### Exercise prompt:
Please return every line from the items below that contains the word "expand".

Element location data:
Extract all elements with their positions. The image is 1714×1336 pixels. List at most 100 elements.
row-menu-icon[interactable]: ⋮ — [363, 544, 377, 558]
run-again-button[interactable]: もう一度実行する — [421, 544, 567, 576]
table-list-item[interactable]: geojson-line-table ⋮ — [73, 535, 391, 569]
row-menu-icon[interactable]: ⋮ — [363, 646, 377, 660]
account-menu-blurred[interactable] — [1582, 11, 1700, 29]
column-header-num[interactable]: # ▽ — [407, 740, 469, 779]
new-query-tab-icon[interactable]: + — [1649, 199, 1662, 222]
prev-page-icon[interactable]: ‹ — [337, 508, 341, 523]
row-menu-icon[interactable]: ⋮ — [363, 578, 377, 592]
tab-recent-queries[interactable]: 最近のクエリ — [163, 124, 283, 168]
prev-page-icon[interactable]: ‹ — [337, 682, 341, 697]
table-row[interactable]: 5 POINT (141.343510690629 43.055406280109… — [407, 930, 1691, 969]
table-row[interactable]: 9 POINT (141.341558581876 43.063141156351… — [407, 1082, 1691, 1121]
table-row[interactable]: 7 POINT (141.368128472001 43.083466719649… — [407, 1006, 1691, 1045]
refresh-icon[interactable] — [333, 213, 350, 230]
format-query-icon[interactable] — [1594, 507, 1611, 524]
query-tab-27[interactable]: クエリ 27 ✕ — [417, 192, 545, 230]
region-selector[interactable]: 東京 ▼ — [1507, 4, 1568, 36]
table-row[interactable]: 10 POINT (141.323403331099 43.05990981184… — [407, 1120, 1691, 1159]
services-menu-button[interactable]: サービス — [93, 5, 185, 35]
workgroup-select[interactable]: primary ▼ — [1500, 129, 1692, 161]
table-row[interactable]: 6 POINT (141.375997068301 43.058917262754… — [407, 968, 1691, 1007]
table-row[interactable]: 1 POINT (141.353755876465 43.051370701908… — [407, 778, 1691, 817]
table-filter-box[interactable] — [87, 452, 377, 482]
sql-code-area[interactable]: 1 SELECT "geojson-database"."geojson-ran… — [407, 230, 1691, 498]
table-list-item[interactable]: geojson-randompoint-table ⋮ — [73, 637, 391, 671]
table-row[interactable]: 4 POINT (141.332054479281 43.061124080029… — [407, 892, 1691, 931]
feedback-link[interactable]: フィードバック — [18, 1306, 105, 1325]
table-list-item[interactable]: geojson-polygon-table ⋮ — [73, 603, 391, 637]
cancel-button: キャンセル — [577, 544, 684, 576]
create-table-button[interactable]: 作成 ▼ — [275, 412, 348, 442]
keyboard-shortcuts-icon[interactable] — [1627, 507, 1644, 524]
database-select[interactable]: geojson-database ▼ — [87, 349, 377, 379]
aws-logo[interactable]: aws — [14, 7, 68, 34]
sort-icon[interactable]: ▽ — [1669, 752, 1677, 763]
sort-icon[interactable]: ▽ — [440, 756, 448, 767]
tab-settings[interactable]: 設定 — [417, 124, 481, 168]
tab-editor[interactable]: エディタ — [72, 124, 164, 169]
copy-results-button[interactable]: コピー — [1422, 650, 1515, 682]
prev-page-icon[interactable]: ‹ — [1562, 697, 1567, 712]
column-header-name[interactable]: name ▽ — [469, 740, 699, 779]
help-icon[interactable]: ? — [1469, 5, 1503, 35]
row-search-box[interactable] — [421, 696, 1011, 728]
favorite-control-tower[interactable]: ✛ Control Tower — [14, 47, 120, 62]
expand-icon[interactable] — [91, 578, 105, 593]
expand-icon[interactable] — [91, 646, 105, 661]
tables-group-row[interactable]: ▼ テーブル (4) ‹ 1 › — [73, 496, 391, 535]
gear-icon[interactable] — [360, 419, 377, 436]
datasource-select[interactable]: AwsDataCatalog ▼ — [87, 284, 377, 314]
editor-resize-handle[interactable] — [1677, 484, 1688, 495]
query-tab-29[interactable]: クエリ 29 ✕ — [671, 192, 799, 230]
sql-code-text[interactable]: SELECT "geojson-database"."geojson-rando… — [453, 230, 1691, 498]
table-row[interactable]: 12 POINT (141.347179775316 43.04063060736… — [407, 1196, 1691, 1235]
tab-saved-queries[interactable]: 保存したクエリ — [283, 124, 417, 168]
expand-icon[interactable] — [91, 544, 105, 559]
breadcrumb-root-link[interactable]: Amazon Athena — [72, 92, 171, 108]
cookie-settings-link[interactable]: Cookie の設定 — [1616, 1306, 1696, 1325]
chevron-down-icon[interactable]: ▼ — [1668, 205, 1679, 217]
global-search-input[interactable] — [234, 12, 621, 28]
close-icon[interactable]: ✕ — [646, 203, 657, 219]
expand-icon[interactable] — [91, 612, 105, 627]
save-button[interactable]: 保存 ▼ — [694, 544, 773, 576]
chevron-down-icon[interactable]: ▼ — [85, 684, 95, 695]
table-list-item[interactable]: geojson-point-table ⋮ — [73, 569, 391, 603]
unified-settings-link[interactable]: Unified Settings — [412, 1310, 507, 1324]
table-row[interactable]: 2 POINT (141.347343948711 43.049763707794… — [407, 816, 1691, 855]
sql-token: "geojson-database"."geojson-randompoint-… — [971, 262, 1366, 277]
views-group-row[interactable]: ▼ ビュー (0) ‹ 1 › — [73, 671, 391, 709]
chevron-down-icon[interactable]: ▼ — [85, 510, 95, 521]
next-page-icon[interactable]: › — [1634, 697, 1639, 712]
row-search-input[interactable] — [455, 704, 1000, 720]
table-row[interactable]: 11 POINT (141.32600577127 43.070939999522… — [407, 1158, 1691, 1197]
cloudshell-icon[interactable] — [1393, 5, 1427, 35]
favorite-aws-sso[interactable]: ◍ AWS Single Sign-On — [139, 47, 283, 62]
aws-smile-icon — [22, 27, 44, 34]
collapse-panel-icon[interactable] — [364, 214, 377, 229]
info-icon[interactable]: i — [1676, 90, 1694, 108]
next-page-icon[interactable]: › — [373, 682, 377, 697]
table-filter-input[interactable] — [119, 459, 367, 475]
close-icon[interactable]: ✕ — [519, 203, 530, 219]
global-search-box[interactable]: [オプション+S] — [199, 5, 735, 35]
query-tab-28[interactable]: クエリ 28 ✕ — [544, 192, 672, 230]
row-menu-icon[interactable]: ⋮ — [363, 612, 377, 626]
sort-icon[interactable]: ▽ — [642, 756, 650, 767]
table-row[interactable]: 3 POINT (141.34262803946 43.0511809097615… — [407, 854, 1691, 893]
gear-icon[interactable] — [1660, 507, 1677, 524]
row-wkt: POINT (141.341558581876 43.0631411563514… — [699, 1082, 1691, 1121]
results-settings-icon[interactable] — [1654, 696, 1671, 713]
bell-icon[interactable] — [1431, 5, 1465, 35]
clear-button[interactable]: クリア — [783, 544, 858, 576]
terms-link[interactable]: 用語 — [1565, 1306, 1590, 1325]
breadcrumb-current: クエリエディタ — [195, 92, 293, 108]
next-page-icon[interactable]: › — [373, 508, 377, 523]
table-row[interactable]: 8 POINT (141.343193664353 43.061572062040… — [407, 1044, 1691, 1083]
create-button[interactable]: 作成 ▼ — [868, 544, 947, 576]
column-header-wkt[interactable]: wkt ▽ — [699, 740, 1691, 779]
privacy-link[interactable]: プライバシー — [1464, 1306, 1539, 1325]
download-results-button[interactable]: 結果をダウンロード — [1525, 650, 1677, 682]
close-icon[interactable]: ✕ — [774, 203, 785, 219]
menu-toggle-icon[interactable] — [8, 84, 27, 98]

### Full answer:
expand-icon[interactable] — [91, 578, 105, 593]
expand-icon[interactable] — [91, 646, 105, 661]
expand-icon[interactable] — [91, 544, 105, 559]
expand-icon[interactable] — [91, 612, 105, 627]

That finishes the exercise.